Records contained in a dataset
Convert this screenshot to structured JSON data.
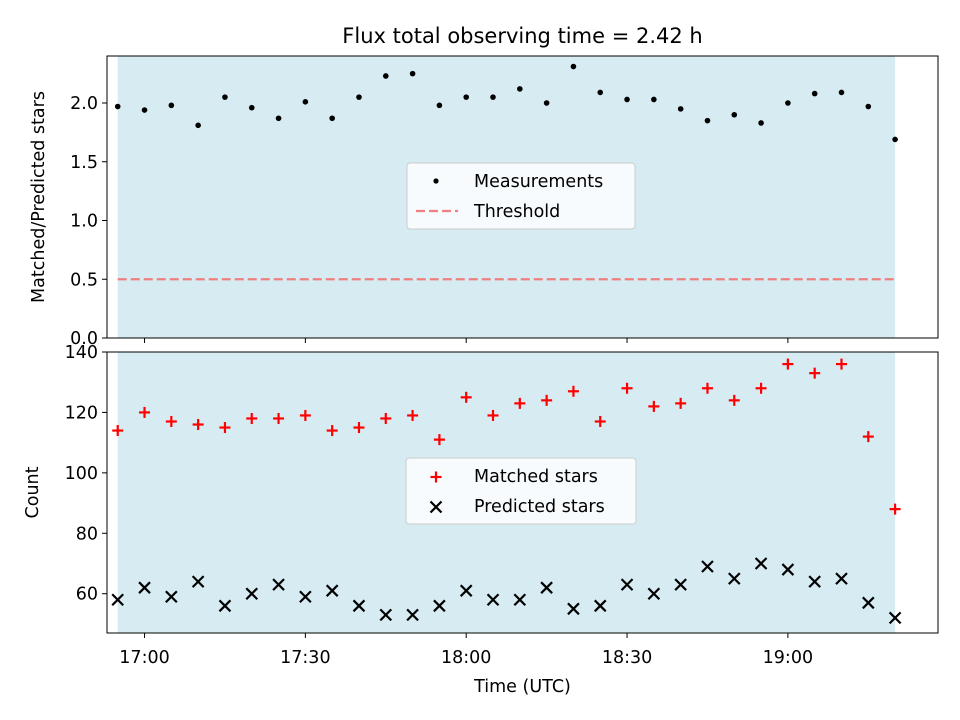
{
  "chart_data": [
    {
      "type": "scatter",
      "title": "Flux total observing time = 2.42 h",
      "xlabel": "",
      "ylabel": "Matched/Predicted stars",
      "ylim": [
        0.0,
        2.4
      ],
      "yticks": [
        "0.0",
        "0.5",
        "1.0",
        "1.5",
        "2.0"
      ],
      "xlim": [
        "16:53",
        "19:28"
      ],
      "shaded_span": [
        "16:55",
        "19:20"
      ],
      "shade_color": "#add8e6",
      "legend_position": "center",
      "series": [
        {
          "name": "Measurements",
          "marker": "dot",
          "color": "#000000",
          "x": [
            "16:55",
            "17:00",
            "17:05",
            "17:10",
            "17:15",
            "17:20",
            "17:25",
            "17:30",
            "17:35",
            "17:40",
            "17:45",
            "17:50",
            "17:55",
            "18:00",
            "18:05",
            "18:10",
            "18:15",
            "18:20",
            "18:25",
            "18:30",
            "18:35",
            "18:40",
            "18:45",
            "18:50",
            "18:55",
            "19:00",
            "19:05",
            "19:10",
            "19:15",
            "19:20"
          ],
          "y": [
            1.97,
            1.94,
            1.98,
            1.81,
            2.05,
            1.96,
            1.87,
            2.01,
            1.87,
            2.05,
            2.23,
            2.25,
            1.98,
            2.05,
            2.05,
            2.12,
            2.0,
            2.31,
            2.09,
            2.03,
            2.03,
            1.95,
            1.85,
            1.9,
            1.83,
            2.0,
            2.08,
            2.09,
            1.97,
            1.69
          ]
        },
        {
          "name": "Threshold",
          "line_style": "dashed",
          "color": "#f08080",
          "y": 0.5
        }
      ]
    },
    {
      "type": "scatter",
      "title": "",
      "xlabel": "Time (UTC)",
      "ylabel": "Count",
      "ylim": [
        47,
        140
      ],
      "yticks": [
        "60",
        "80",
        "100",
        "120",
        "140"
      ],
      "xlim": [
        "16:53",
        "19:28"
      ],
      "xticks": [
        "17:00",
        "17:30",
        "18:00",
        "18:30",
        "19:00"
      ],
      "shaded_span": [
        "16:55",
        "19:20"
      ],
      "shade_color": "#add8e6",
      "legend_position": "center",
      "x": [
        "16:55",
        "17:00",
        "17:05",
        "17:10",
        "17:15",
        "17:20",
        "17:25",
        "17:30",
        "17:35",
        "17:40",
        "17:45",
        "17:50",
        "17:55",
        "18:00",
        "18:05",
        "18:10",
        "18:15",
        "18:20",
        "18:25",
        "18:30",
        "18:35",
        "18:40",
        "18:45",
        "18:50",
        "18:55",
        "19:00",
        "19:05",
        "19:10",
        "19:15",
        "19:20"
      ],
      "series": [
        {
          "name": "Matched stars",
          "marker": "plus",
          "color": "#ff0000",
          "values": [
            114,
            120,
            117,
            116,
            115,
            118,
            118,
            119,
            114,
            115,
            118,
            119,
            111,
            125,
            119,
            123,
            124,
            127,
            117,
            128,
            122,
            123,
            128,
            124,
            128,
            136,
            133,
            136,
            112,
            88
          ]
        },
        {
          "name": "Predicted stars",
          "marker": "x",
          "color": "#000000",
          "values": [
            58,
            62,
            59,
            64,
            56,
            60,
            63,
            59,
            61,
            56,
            53,
            53,
            56,
            61,
            58,
            58,
            62,
            55,
            56,
            63,
            60,
            63,
            69,
            65,
            70,
            68,
            64,
            65,
            57,
            52
          ]
        }
      ]
    }
  ]
}
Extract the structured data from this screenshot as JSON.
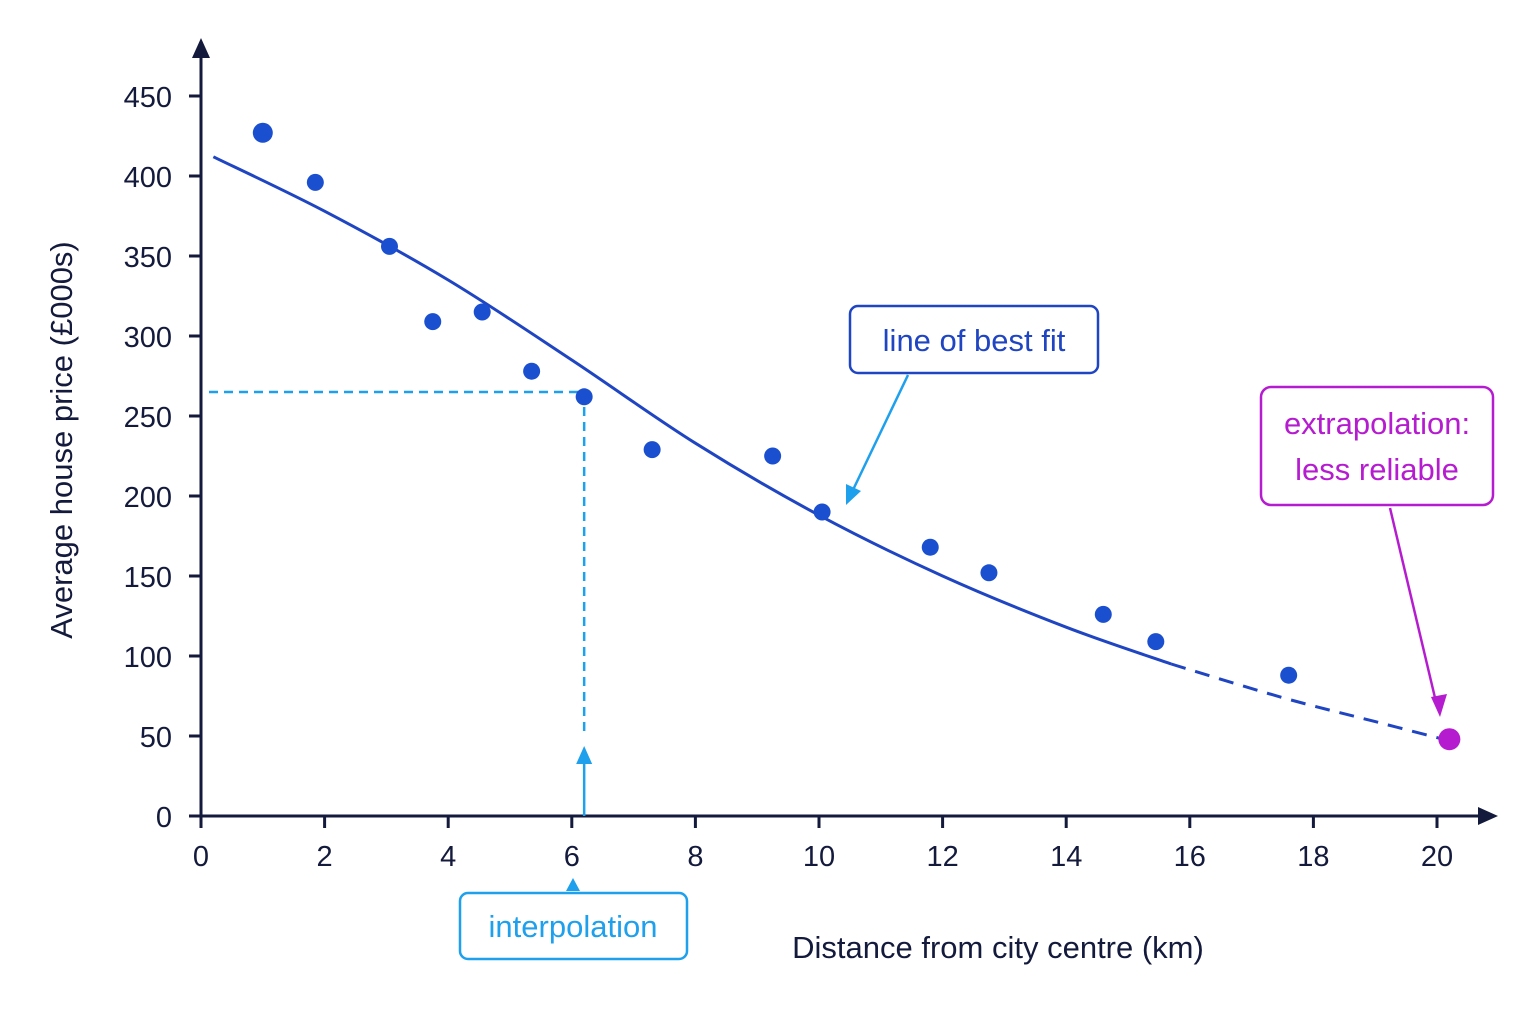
{
  "chart_data": {
    "type": "scatter",
    "xlabel": "Distance from city centre (km)",
    "ylabel": "Average house price (£000s)",
    "xlim": [
      0,
      20
    ],
    "ylim": [
      0,
      450
    ],
    "xticks": [
      0,
      2,
      4,
      6,
      8,
      10,
      12,
      14,
      16,
      18,
      20
    ],
    "yticks": [
      0,
      50,
      100,
      150,
      200,
      250,
      300,
      350,
      400,
      450
    ],
    "grid": false,
    "points": [
      {
        "x": 1.0,
        "y": 427
      },
      {
        "x": 1.85,
        "y": 396
      },
      {
        "x": 3.05,
        "y": 356
      },
      {
        "x": 3.75,
        "y": 309
      },
      {
        "x": 4.55,
        "y": 315
      },
      {
        "x": 5.35,
        "y": 278
      },
      {
        "x": 6.2,
        "y": 262
      },
      {
        "x": 7.3,
        "y": 229
      },
      {
        "x": 9.25,
        "y": 225
      },
      {
        "x": 10.05,
        "y": 190
      },
      {
        "x": 11.8,
        "y": 168
      },
      {
        "x": 12.75,
        "y": 152
      },
      {
        "x": 14.6,
        "y": 126
      },
      {
        "x": 15.45,
        "y": 109
      },
      {
        "x": 17.6,
        "y": 88
      }
    ],
    "best_fit": {
      "solid": [
        {
          "x": 0.2,
          "y": 412
        },
        {
          "x": 2,
          "y": 378
        },
        {
          "x": 4,
          "y": 335
        },
        {
          "x": 6,
          "y": 285
        },
        {
          "x": 8,
          "y": 233
        },
        {
          "x": 10,
          "y": 188
        },
        {
          "x": 12,
          "y": 150
        },
        {
          "x": 14,
          "y": 118
        },
        {
          "x": 15.7,
          "y": 95
        }
      ],
      "dashed": [
        {
          "x": 15.7,
          "y": 95
        },
        {
          "x": 17.5,
          "y": 74
        },
        {
          "x": 19,
          "y": 59
        },
        {
          "x": 20.1,
          "y": 48
        }
      ]
    },
    "interpolation": {
      "x": 6.2,
      "y": 265
    },
    "extrapolation_point": {
      "x": 20.2,
      "y": 48
    },
    "annotations": {
      "best_fit_label": "line of best fit",
      "interpolation_label": "interpolation",
      "extrapolation_label_line1": "extrapolation:",
      "extrapolation_label_line2": "less reliable"
    },
    "colors": {
      "axis": "#141a3c",
      "points": "#1a4fd0",
      "fit_line": "#1f45c2",
      "interpolation": "#1ea0ec",
      "extrapolation": "#b61ccf"
    }
  }
}
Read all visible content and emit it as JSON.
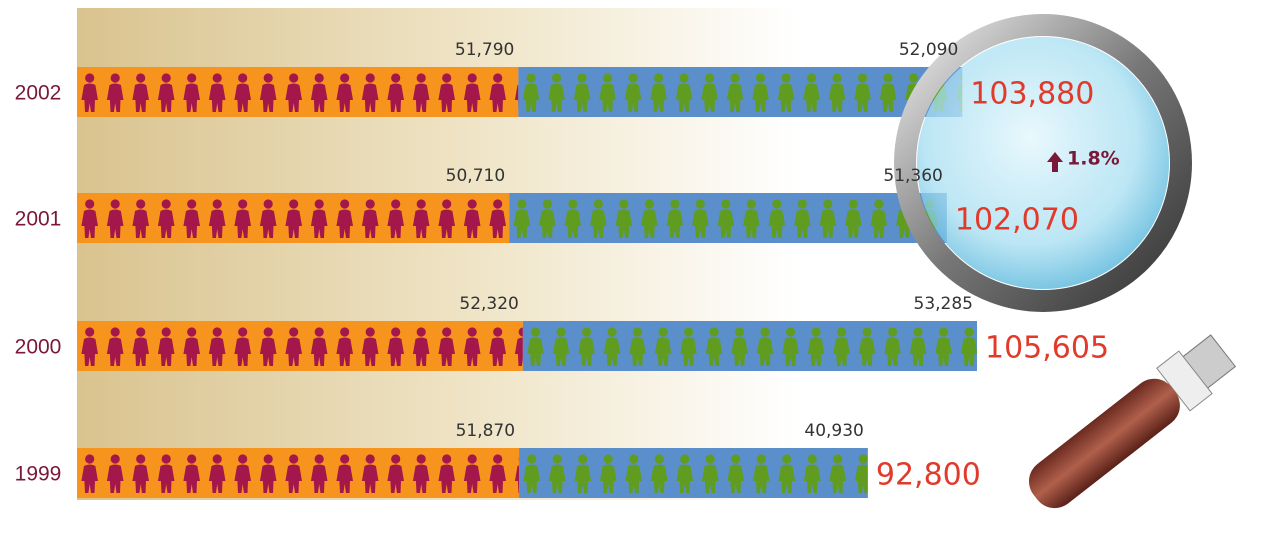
{
  "chart_data": {
    "type": "stacked-bar-horizontal",
    "categories": [
      "2002",
      "2001",
      "2000",
      "1999"
    ],
    "series": [
      {
        "color": "#f7941d",
        "icon_color": "#a3174a",
        "values": [
          51790,
          50710,
          52320,
          51870
        ],
        "value_labels": [
          "51,790",
          "50,710",
          "52,320",
          "51,870"
        ]
      },
      {
        "color": "#5b8fcc",
        "icon_color": "#5f9c1f",
        "values": [
          52090,
          51360,
          53285,
          40930
        ],
        "value_labels": [
          "52,090",
          "51,360",
          "53,285",
          "40,930"
        ]
      }
    ],
    "totals": [
      {
        "value": 103880,
        "label": "103,880"
      },
      {
        "value": 102070,
        "label": "102,070"
      },
      {
        "value": 105605,
        "label": "105,605"
      },
      {
        "value": 92800,
        "label": "92,800"
      }
    ],
    "annotation": "1.8%"
  }
}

**Problem statement:** Output the records above exactly; leave out the pictures.

**Exercise solution:**
Convert this screenshot to structured JSON data.
{
  "chart_data": [
    {
      "type": "scatter",
      "title": "Flux total observing time = 2.42 h",
      "xlabel": "",
      "ylabel": "Matched/Predicted stars",
      "ylim": [
        0.0,
        2.4
      ],
      "yticks": [
        "0.0",
        "0.5",
        "1.0",
        "1.5",
        "2.0"
      ],
      "xlim": [
        "16:53",
        "19:28"
      ],
      "shaded_span": [
        "16:55",
        "19:20"
      ],
      "shade_color": "#add8e6",
      "legend_position": "center",
      "series": [
        {
          "name": "Measurements",
          "marker": "dot",
          "color": "#000000",
          "x": [
            "16:55",
            "17:00",
            "17:05",
            "17:10",
            "17:15",
            "17:20",
            "17:25",
            "17:30",
            "17:35",
            "17:40",
            "17:45",
            "17:50",
            "17:55",
            "18:00",
            "18:05",
            "18:10",
            "18:15",
            "18:20",
            "18:25",
            "18:30",
            "18:35",
            "18:40",
            "18:45",
            "18:50",
            "18:55",
            "19:00",
            "19:05",
            "19:10",
            "19:15",
            "19:20"
          ],
          "y": [
            1.97,
            1.94,
            1.98,
            1.81,
            2.05,
            1.96,
            1.87,
            2.01,
            1.87,
            2.05,
            2.23,
            2.25,
            1.98,
            2.05,
            2.05,
            2.12,
            2.0,
            2.31,
            2.09,
            2.03,
            2.03,
            1.95,
            1.85,
            1.9,
            1.83,
            2.0,
            2.08,
            2.09,
            1.97,
            1.69
          ]
        },
        {
          "name": "Threshold",
          "line_style": "dashed",
          "color": "#f08080",
          "y": 0.5
        }
      ]
    },
    {
      "type": "scatter",
      "title": "",
      "xlabel": "Time (UTC)",
      "ylabel": "Count",
      "ylim": [
        47,
        140
      ],
      "yticks": [
        "60",
        "80",
        "100",
        "120",
        "140"
      ],
      "xlim": [
        "16:53",
        "19:28"
      ],
      "xticks": [
        "17:00",
        "17:30",
        "18:00",
        "18:30",
        "19:00"
      ],
      "shaded_span": [
        "16:55",
        "19:20"
      ],
      "shade_color": "#add8e6",
      "legend_position": "center",
      "x": [
        "16:55",
        "17:00",
        "17:05",
        "17:10",
        "17:15",
        "17:20",
        "17:25",
        "17:30",
        "17:35",
        "17:40",
        "17:45",
        "17:50",
        "17:55",
        "18:00",
        "18:05",
        "18:10",
        "18:15",
        "18:20",
        "18:25",
        "18:30",
        "18:35",
        "18:40",
        "18:45",
        "18:50",
        "18:55",
        "19:00",
        "19:05",
        "19:10",
        "19:15",
        "19:20"
      ],
      "series": [
        {
          "name": "Matched stars",
          "marker": "plus",
          "color": "#ff0000",
          "values": [
            114,
            120,
            117,
            116,
            115,
            118,
            118,
            119,
            114,
            115,
            118,
            119,
            111,
            125,
            119,
            123,
            124,
            127,
            117,
            128,
            122,
            123,
            128,
            124,
            128,
            136,
            133,
            136,
            112,
            88
          ]
        },
        {
          "name": "Predicted stars",
          "marker": "x",
          "color": "#000000",
          "values": [
            58,
            62,
            59,
            64,
            56,
            60,
            63,
            59,
            61,
            56,
            53,
            53,
            56,
            61,
            58,
            58,
            62,
            55,
            56,
            63,
            60,
            63,
            69,
            65,
            70,
            68,
            64,
            65,
            57,
            52
          ]
        }
      ]
    }
  ]
}
Extract the structured data from this screenshot as JSON.
{
  "chart_data": {
    "type": "scatter",
    "xlabel": "Distance from city centre (km)",
    "ylabel": "Average house price (£000s)",
    "xlim": [
      0,
      20
    ],
    "ylim": [
      0,
      450
    ],
    "xticks": [
      0,
      2,
      4,
      6,
      8,
      10,
      12,
      14,
      16,
      18,
      20
    ],
    "yticks": [
      0,
      50,
      100,
      150,
      200,
      250,
      300,
      350,
      400,
      450
    ],
    "grid": false,
    "points": [
      {
        "x": 1.0,
        "y": 427
      },
      {
        "x": 1.85,
        "y": 396
      },
      {
        "x": 3.05,
        "y": 356
      },
      {
        "x": 3.75,
        "y": 309
      },
      {
        "x": 4.55,
        "y": 315
      },
      {
        "x": 5.35,
        "y": 278
      },
      {
        "x": 6.2,
        "y": 262
      },
      {
        "x": 7.3,
        "y": 229
      },
      {
        "x": 9.25,
        "y": 225
      },
      {
        "x": 10.05,
        "y": 190
      },
      {
        "x": 11.8,
        "y": 168
      },
      {
        "x": 12.75,
        "y": 152
      },
      {
        "x": 14.6,
        "y": 126
      },
      {
        "x": 15.45,
        "y": 109
      },
      {
        "x": 17.6,
        "y": 88
      }
    ],
    "best_fit": {
      "solid": [
        {
          "x": 0.2,
          "y": 412
        },
        {
          "x": 2,
          "y": 378
        },
        {
          "x": 4,
          "y": 335
        },
        {
          "x": 6,
          "y": 285
        },
        {
          "x": 8,
          "y": 233
        },
        {
          "x": 10,
          "y": 188
        },
        {
          "x": 12,
          "y": 150
        },
        {
          "x": 14,
          "y": 118
        },
        {
          "x": 15.7,
          "y": 95
        }
      ],
      "dashed": [
        {
          "x": 15.7,
          "y": 95
        },
        {
          "x": 17.5,
          "y": 74
        },
        {
          "x": 19,
          "y": 59
        },
        {
          "x": 20.1,
          "y": 48
        }
      ]
    },
    "interpolation": {
      "x": 6.2,
      "y": 265
    },
    "extrapolation_point": {
      "x": 20.2,
      "y": 48
    },
    "annotations": {
      "best_fit_label": "line of best fit",
      "interpolation_label": "interpolation",
      "extrapolation_label_line1": "extrapolation:",
      "extrapolation_label_line2": "less reliable"
    },
    "colors": {
      "axis": "#141a3c",
      "points": "#1a4fd0",
      "fit_line": "#1f45c2",
      "interpolation": "#1ea0ec",
      "extrapolation": "#b61ccf"
    }
  }
}
Read all visible content and emit it as JSON.
{
  "chart_data": {
    "type": "stacked-bar-horizontal",
    "categories": [
      "2002",
      "2001",
      "2000",
      "1999"
    ],
    "series": [
      {
        "color": "#f7941d",
        "icon_color": "#a3174a",
        "values": [
          51790,
          50710,
          52320,
          51870
        ],
        "value_labels": [
          "51,790",
          "50,710",
          "52,320",
          "51,870"
        ]
      },
      {
        "color": "#5b8fcc",
        "icon_color": "#5f9c1f",
        "values": [
          52090,
          51360,
          53285,
          40930
        ],
        "value_labels": [
          "52,090",
          "51,360",
          "53,285",
          "40,930"
        ]
      }
    ],
    "totals": [
      {
        "value": 103880,
        "label": "103,880"
      },
      {
        "value": 102070,
        "label": "102,070"
      },
      {
        "value": 105605,
        "label": "105,605"
      },
      {
        "value": 92800,
        "label": "92,800"
      }
    ],
    "annotation": "1.8%"
  }
}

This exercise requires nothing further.